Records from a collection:
======

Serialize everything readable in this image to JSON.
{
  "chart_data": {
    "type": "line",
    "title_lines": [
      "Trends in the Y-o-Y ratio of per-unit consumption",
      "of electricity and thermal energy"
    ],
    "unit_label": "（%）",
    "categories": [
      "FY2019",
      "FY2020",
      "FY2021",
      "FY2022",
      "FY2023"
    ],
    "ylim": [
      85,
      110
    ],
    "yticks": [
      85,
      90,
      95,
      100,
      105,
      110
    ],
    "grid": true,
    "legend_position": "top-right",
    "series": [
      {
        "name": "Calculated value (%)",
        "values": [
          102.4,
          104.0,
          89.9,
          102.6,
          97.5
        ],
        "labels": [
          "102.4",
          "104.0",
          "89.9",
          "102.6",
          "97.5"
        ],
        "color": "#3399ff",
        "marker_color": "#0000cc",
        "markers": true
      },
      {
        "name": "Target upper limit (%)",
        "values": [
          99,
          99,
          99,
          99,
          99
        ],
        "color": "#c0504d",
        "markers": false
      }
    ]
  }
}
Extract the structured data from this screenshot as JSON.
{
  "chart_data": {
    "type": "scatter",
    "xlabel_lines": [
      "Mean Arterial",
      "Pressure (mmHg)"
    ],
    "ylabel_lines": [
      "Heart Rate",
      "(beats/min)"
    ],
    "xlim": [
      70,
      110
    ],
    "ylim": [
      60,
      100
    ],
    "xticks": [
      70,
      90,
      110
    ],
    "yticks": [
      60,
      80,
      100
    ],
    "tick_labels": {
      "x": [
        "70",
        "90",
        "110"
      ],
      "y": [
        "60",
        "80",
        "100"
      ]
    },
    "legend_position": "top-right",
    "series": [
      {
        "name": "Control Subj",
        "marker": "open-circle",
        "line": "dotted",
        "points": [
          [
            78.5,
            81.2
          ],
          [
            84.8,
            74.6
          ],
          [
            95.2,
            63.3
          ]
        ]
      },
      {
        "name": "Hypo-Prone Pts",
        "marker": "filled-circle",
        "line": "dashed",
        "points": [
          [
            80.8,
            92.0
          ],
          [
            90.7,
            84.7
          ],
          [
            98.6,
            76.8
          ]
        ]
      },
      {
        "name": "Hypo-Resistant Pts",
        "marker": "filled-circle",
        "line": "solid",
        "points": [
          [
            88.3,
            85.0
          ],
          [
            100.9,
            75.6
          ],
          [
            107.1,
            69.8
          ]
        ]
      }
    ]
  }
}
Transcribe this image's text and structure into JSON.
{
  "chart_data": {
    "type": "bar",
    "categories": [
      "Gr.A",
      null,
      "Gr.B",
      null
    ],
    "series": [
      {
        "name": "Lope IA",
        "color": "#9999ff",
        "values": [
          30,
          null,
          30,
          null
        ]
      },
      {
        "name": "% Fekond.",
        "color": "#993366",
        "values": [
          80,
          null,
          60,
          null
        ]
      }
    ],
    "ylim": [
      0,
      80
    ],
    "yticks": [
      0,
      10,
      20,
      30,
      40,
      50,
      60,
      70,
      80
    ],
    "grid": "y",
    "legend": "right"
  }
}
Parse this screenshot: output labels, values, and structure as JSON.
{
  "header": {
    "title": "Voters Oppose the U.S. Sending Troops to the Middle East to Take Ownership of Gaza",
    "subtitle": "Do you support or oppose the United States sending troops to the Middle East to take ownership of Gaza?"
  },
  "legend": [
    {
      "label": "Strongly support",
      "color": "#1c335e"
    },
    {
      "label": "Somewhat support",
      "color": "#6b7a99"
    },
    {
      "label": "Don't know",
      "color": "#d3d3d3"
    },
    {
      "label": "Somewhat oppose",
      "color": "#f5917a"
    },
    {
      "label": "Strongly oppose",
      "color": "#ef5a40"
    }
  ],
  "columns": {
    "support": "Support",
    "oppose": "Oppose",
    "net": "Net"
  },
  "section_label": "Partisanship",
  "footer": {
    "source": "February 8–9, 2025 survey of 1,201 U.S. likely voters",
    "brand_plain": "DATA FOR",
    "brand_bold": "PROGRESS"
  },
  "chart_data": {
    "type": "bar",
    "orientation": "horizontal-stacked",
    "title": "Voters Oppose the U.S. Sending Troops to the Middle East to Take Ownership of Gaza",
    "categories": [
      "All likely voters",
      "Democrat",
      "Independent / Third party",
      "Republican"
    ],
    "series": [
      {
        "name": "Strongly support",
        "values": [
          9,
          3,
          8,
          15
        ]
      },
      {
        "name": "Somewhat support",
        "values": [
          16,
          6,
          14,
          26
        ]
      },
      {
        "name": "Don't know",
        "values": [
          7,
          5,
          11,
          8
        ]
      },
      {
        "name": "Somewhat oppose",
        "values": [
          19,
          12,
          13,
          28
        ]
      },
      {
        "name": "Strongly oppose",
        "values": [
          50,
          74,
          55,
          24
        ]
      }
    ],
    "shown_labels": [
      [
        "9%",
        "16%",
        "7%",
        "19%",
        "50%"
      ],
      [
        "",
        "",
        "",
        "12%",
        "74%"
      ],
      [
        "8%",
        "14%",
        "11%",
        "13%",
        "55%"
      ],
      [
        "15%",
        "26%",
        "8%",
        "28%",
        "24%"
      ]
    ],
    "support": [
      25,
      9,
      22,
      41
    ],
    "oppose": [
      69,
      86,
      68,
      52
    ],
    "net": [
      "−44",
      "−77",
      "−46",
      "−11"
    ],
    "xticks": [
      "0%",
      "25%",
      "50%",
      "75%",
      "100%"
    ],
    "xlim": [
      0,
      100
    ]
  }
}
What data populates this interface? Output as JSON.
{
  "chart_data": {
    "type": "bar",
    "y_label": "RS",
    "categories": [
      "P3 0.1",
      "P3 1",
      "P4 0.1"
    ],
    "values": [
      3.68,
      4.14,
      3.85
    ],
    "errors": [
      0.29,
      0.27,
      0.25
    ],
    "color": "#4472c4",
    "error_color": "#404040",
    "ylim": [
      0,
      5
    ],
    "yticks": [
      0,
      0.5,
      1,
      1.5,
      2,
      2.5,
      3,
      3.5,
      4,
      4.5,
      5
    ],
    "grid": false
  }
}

======

Everything from the line containing "What data populates" through the final line of the listing, inclusive, must be reproduced exactly; leave out the rest.

Result:
What data populates this interface? Output as JSON.
{
  "chart_data": {
    "type": "bar",
    "y_label": "RS",
    "categories": [
      "P3 0.1",
      "P3 1",
      "P4 0.1"
    ],
    "values": [
      3.68,
      4.14,
      3.85
    ],
    "errors": [
      0.29,
      0.27,
      0.25
    ],
    "color": "#4472c4",
    "error_color": "#404040",
    "ylim": [
      0,
      5
    ],
    "yticks": [
      0,
      0.5,
      1,
      1.5,
      2,
      2.5,
      3,
      3.5,
      4,
      4.5,
      5
    ],
    "grid": false
  }
}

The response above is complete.